[Entries taken from a collection]
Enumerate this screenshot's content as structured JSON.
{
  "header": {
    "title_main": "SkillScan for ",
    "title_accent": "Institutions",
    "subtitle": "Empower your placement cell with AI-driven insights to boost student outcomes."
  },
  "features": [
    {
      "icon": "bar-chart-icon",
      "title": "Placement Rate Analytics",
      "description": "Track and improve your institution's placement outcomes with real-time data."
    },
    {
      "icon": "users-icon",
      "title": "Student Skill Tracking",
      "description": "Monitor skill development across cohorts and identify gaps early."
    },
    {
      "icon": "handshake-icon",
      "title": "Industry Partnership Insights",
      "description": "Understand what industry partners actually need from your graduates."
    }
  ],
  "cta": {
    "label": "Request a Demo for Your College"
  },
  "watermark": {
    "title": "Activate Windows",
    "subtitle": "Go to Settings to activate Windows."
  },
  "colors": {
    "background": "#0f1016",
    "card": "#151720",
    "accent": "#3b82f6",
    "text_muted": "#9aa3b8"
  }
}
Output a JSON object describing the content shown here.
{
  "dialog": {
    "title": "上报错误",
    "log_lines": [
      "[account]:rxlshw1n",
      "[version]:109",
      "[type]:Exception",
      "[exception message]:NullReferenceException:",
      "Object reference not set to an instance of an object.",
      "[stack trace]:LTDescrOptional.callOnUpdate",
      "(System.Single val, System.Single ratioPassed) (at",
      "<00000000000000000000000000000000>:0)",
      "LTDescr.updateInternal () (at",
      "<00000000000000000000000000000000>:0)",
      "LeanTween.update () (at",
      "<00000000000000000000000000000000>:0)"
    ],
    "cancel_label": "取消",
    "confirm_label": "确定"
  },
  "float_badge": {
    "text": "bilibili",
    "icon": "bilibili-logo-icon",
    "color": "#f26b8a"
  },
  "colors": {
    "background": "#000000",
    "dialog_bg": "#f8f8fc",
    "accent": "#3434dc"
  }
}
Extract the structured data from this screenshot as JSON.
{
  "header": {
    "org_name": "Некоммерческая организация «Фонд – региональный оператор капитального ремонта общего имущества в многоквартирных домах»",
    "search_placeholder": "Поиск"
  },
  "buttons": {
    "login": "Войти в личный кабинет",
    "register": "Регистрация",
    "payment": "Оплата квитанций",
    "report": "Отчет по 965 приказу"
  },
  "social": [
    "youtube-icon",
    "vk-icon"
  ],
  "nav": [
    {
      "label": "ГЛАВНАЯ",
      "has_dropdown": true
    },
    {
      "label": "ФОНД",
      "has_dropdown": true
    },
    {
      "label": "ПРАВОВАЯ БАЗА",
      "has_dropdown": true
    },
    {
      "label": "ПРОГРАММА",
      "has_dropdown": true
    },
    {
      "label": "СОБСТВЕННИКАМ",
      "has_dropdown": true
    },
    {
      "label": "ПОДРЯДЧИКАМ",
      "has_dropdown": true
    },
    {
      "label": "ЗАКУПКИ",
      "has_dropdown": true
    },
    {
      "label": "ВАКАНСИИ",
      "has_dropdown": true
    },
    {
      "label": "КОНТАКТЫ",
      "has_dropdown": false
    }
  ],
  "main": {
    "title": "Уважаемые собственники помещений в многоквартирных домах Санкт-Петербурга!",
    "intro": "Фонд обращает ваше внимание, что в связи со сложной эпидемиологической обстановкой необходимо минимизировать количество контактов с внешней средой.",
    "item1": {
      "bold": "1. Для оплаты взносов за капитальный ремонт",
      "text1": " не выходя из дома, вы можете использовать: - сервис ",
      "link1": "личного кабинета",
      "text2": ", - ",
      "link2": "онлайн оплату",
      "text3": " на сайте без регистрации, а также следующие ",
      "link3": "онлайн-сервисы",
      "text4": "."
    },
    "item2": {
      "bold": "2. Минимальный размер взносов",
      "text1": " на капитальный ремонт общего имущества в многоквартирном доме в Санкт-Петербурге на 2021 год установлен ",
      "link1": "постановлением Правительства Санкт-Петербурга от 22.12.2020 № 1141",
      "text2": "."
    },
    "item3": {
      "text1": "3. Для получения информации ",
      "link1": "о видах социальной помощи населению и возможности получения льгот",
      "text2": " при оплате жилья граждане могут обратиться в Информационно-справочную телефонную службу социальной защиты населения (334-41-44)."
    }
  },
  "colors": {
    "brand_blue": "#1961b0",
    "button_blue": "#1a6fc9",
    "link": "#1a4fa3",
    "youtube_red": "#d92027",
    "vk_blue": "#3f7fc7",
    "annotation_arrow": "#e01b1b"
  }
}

- _Given task_
Scan the material and collect every line that contains "Windows".

- _Correct output_
    "title": "Activate Windows",
    "subtitle": "Go to Settings to activate Windows."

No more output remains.